**WHAT THIS EXERCISE ASKS**:
1 – Copy from the article on browning avocado leaves the part that opens with the words containing "Being tropical evergreen" and closes with "over global warming.".
2 – According to the avocado leaf article, how much of the topsoil should be checked for dryness to confirm underwatering?

**PROVIDED PASSAGE**:
◇ ◇ ◇
Why Your Avocado Tree Leaves Are Turning Brown, And What To Do About It?

Growing avocado trees can be a source of joy if you love looking at green foliage or adore eating guacamole and avocado toast. But the joy can easily turn into concern when the green avocado leaves begin browning. While it's normal for your avocado tree to have 10% of its leaves turn brown at any given time, you must initiate action if the brown spots start taking over your tree entirely. However, making fixes requires the identification of the cause of browning, and for avocado tree leaves, the causes are plenty.

Being tropical evergreen trees, avocados grow better in warm, frost-free zones, but can turn brown when exposed to dry air, which further promotes water loss through excessive transpiration. An overaccumulation of chloride salts in your avocado tree's soil could also possibly turn the leaves brown. Nutrient deficiencies, fungal diseases, and poor pest control are other possible reasons. At times, the leaves may become scorched and wilt away due to excessive heat — a critical issue given the concerns over global warming.

Reasons your avocado tree leaves are turning brown

Oftentimes, avocado leaves carry additional tell-tale signs that help pinpoint the true cause of browning. For instance, if, in addition to becoming brown, the avocado leaves are dry to the touch and wilt quickly, then it could be indicative of underwatering. Checking for dryness in the top 4 inches of the topsoil will help cement your conclusion further.
◇ ◇ ◇
**LISTED ENTRIES**:
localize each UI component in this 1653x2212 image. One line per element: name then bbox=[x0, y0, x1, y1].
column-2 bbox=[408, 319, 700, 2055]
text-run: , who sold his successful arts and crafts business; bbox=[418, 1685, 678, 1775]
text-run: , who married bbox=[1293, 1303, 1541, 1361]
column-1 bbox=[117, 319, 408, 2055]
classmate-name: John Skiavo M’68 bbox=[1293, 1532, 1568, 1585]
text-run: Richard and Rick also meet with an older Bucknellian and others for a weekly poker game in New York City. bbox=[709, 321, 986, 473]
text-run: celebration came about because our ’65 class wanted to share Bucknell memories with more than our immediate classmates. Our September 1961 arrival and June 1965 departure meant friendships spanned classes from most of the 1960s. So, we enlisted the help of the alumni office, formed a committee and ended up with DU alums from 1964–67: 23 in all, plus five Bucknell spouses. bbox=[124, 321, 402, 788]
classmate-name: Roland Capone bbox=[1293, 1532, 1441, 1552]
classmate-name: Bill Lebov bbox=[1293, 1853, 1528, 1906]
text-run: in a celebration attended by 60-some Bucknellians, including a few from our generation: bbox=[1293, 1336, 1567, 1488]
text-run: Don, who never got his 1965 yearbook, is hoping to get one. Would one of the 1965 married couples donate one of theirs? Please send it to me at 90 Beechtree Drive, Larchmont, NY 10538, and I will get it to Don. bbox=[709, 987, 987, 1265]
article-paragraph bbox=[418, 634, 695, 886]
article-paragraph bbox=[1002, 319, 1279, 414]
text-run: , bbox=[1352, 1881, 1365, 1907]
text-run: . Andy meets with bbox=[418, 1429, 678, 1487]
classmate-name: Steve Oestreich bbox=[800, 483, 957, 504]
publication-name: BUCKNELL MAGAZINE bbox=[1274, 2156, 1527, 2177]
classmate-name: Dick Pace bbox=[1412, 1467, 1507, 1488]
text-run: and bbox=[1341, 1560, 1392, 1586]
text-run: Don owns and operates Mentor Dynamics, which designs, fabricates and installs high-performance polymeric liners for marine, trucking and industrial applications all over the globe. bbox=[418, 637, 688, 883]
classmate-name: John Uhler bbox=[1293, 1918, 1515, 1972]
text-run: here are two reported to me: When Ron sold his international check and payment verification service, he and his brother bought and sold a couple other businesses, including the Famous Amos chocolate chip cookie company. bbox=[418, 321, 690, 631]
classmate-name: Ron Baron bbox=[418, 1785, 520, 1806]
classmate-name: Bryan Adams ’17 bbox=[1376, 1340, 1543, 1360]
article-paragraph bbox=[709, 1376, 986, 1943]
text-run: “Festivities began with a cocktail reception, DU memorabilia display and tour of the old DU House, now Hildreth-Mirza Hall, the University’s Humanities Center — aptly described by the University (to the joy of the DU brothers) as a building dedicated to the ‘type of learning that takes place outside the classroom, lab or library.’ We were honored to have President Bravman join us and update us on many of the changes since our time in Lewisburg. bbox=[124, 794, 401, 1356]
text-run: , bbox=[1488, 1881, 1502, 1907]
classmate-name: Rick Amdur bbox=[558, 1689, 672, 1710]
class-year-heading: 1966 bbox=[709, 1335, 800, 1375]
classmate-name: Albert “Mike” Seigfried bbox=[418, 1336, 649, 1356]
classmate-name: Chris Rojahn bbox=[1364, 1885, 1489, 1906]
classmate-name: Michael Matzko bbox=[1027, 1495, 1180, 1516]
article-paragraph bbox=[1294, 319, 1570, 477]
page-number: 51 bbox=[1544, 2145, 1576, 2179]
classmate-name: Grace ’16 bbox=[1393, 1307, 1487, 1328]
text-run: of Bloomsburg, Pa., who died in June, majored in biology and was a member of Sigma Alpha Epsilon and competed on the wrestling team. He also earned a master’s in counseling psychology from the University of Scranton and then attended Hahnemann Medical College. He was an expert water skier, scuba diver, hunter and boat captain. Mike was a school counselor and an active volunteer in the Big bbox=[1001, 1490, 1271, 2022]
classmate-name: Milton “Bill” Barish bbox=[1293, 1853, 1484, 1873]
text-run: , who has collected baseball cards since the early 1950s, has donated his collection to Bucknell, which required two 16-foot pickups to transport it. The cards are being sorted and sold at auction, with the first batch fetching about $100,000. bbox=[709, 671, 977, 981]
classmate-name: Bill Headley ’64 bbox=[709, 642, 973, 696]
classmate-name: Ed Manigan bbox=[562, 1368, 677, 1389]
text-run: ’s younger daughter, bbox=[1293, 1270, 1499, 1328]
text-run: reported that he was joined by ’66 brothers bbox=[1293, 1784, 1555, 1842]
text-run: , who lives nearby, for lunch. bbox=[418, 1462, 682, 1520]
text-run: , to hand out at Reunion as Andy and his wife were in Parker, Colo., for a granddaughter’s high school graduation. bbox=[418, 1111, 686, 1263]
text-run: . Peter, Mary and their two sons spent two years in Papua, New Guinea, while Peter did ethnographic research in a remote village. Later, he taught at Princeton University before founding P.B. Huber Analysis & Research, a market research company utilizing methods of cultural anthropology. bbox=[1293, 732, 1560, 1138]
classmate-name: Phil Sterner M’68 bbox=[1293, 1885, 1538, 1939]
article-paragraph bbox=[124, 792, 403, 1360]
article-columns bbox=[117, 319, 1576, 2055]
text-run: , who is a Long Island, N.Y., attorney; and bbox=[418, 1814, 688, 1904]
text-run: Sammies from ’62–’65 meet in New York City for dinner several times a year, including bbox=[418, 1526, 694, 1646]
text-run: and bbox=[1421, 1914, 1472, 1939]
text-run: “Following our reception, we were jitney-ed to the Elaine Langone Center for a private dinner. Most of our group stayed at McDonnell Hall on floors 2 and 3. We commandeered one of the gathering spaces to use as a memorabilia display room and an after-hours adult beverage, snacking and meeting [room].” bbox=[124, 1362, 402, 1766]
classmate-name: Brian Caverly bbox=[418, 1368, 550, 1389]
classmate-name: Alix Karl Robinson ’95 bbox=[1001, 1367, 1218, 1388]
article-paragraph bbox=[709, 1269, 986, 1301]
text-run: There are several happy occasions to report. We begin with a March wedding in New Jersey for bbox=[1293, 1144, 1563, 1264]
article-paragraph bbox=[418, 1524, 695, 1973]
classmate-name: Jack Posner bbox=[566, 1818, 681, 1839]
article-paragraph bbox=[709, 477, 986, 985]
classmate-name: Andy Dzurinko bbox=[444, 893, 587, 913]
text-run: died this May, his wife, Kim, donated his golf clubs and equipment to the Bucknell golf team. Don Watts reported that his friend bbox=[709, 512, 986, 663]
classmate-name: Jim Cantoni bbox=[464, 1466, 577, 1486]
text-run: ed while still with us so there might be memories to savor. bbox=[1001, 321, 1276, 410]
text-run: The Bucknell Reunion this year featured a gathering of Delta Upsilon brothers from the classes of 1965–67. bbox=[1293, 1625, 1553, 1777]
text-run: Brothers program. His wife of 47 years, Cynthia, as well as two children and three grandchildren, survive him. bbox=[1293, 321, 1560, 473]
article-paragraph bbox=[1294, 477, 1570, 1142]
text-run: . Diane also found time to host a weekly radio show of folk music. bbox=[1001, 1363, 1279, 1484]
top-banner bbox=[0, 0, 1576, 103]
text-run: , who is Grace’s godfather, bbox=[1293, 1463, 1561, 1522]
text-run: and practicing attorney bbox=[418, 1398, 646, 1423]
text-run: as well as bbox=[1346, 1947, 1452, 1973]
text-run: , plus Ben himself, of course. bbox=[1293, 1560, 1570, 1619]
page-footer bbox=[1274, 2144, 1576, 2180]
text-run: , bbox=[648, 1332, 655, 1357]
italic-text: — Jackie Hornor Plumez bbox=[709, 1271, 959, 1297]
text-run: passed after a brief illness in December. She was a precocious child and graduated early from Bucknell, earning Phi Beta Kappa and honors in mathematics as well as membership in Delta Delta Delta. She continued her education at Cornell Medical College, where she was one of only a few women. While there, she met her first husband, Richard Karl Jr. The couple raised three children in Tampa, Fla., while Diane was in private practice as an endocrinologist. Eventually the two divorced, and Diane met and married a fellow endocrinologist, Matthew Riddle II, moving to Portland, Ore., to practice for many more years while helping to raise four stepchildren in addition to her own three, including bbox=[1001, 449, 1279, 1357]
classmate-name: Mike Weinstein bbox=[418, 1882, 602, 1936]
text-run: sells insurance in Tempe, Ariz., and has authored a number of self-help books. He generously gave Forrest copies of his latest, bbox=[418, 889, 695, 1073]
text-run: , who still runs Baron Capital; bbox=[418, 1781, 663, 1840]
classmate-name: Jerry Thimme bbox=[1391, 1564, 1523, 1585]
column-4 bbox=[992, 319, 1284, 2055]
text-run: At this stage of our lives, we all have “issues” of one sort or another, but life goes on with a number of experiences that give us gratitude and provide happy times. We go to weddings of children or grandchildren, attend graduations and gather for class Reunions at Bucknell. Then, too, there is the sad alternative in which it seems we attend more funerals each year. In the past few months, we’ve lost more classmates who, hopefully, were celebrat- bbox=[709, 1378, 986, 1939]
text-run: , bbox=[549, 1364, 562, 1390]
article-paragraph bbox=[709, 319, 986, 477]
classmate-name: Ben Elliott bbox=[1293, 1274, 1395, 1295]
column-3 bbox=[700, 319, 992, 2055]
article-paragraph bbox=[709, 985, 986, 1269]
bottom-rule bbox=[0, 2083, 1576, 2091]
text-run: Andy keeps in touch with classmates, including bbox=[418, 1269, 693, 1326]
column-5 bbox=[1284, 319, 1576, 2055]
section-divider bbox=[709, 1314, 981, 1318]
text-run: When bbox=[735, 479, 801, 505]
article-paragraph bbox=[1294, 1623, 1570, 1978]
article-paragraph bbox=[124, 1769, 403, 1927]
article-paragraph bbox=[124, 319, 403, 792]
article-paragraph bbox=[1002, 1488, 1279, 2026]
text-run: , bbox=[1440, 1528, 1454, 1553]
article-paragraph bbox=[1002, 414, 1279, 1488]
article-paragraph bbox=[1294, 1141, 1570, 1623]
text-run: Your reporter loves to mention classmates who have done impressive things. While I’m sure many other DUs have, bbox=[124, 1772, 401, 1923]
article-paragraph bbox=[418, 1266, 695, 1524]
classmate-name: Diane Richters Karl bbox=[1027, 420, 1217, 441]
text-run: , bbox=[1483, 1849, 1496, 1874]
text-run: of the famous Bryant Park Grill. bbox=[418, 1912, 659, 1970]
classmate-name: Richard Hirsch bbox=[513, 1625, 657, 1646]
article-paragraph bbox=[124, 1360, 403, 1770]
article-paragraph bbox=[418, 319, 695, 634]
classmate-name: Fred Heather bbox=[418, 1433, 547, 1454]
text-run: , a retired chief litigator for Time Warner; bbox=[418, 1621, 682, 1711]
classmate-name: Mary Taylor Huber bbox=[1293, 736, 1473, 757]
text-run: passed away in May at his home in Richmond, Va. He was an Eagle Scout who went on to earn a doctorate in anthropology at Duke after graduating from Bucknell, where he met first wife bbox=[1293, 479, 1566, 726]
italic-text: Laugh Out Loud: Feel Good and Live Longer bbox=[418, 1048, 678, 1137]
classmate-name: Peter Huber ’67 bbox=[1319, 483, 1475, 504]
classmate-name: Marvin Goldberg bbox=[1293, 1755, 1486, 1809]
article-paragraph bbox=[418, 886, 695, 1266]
◇ ◇ ◇
**ANSWERS TO THE EXERCISES**:
1 –
Being tropical evergreen trees, avocados grow better in warm, frost-free zones, but can turn brown when exposed to dry air, which further promotes water loss through excessive transpiration. An overaccumulation of chloride salts in your avocado tree's soil could also possibly turn the leaves brown. Nutrient deficiencies, fungal diseases, and poor pest control are other possible reasons. At times, the leaves may become scorched and wilt away due to excessive heat — a critical issue given the concerns over global warming.

2 – The top 4 inches.